-- Data for this exercise start --

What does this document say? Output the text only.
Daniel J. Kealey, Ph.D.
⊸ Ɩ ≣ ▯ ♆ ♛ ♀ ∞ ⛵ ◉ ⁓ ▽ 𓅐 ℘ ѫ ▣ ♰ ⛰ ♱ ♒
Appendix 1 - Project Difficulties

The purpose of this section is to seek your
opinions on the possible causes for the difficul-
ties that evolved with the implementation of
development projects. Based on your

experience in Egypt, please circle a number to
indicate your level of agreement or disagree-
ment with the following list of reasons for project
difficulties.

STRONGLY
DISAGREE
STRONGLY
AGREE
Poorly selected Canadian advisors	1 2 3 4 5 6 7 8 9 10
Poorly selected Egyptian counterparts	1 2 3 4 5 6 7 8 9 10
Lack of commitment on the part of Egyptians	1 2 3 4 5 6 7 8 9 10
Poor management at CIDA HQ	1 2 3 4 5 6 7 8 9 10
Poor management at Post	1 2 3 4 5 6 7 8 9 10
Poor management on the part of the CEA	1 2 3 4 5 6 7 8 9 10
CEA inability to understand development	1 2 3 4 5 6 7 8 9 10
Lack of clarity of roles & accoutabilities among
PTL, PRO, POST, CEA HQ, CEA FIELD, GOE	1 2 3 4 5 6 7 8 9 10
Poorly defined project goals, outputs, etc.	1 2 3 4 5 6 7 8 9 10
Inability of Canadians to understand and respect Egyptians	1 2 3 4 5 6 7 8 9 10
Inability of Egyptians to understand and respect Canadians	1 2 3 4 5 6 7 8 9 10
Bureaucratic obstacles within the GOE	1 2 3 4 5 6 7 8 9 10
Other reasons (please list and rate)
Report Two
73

-- Data for this exercise end --

#### [What you will do]
Where a line in the material contains "management", copy that line.

#### [Solution to this task]
Poor management at CIDA HQ	1 2 3 4 5 6 7 8 9 10
Poor management at Post	1 2 3 4 5 6 7 8 9 10
Poor management on the part of the CEA	1 2 3 4 5 6 7 8 9 10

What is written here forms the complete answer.